- YOUR GOAL
Collect from the data below each line with "this".

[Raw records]
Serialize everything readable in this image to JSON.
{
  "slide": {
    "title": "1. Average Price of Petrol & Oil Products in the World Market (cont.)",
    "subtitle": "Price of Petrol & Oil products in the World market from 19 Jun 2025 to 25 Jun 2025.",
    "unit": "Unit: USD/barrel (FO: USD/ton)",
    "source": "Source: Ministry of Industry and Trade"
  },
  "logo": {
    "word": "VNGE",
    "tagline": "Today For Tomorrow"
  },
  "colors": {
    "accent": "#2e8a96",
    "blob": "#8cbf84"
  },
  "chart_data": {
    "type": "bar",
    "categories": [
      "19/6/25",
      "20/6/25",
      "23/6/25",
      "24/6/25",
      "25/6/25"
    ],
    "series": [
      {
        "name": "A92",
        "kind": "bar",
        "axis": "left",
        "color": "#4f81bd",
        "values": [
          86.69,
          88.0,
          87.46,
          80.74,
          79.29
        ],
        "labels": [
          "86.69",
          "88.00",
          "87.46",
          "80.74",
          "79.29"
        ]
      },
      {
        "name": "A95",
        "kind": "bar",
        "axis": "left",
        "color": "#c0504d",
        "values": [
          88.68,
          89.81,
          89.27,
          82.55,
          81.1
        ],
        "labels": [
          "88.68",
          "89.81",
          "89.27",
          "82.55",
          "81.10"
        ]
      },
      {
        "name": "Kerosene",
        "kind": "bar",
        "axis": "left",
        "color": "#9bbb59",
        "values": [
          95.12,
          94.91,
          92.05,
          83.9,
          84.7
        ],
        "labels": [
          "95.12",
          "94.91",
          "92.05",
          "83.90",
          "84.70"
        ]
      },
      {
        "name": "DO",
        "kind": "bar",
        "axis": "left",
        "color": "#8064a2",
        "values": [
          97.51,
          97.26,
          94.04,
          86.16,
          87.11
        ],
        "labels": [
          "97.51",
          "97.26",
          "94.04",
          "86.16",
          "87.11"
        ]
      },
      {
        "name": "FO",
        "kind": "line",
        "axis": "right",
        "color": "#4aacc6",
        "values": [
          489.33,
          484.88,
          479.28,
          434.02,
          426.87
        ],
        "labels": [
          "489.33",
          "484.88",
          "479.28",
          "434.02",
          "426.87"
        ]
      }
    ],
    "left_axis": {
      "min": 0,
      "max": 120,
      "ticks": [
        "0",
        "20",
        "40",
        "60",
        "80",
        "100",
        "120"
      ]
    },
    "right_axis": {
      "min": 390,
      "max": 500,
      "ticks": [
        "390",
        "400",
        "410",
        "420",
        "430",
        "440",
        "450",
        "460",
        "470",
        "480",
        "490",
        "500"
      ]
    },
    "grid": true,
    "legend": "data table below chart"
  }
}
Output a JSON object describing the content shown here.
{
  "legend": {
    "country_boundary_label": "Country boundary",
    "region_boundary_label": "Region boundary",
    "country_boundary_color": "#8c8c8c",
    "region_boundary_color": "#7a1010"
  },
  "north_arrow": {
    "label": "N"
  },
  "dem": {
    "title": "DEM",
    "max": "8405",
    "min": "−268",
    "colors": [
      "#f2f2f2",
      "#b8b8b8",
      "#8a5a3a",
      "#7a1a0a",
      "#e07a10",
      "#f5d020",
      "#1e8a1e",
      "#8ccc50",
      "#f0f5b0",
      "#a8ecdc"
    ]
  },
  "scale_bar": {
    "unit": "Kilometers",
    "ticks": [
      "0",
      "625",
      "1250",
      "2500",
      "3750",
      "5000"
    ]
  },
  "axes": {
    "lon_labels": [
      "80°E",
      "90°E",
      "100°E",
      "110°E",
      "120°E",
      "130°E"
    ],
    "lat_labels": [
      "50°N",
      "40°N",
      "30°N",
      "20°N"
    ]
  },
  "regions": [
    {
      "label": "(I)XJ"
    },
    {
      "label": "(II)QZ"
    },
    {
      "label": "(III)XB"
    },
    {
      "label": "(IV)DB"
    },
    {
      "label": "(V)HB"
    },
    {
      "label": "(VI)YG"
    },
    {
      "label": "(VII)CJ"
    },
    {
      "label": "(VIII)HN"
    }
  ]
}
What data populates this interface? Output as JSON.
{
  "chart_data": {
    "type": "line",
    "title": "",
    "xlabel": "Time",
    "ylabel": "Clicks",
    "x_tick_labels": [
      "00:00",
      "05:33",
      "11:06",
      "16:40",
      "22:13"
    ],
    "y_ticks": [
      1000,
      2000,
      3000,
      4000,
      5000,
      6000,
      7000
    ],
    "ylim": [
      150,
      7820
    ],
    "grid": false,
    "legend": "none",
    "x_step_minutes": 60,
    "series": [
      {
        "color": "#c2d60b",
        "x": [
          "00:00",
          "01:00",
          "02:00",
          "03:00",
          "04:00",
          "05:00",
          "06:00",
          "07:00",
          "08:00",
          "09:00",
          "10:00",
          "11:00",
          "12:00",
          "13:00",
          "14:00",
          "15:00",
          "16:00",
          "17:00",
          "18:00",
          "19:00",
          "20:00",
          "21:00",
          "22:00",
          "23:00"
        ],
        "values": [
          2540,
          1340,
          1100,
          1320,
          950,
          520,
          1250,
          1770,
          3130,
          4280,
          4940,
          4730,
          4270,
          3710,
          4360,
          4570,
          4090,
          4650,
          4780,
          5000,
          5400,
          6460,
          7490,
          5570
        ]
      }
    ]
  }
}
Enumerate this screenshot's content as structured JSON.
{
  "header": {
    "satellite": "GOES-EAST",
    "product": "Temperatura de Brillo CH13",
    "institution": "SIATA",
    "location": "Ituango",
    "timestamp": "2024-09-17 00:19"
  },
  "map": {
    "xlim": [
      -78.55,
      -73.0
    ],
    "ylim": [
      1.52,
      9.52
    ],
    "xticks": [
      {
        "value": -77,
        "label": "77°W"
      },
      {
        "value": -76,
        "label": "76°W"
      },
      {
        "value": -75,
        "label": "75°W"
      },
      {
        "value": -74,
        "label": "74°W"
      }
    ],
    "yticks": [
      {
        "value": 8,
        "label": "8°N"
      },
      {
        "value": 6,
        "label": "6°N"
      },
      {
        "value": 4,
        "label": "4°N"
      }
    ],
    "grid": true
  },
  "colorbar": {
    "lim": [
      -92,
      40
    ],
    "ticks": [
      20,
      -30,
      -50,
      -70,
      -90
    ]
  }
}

- TASK RESULT
Serialize everything readable in this image to JSON.
What data populates this interface? Output as JSON.
Enumerate this screenshot's content as structured JSON.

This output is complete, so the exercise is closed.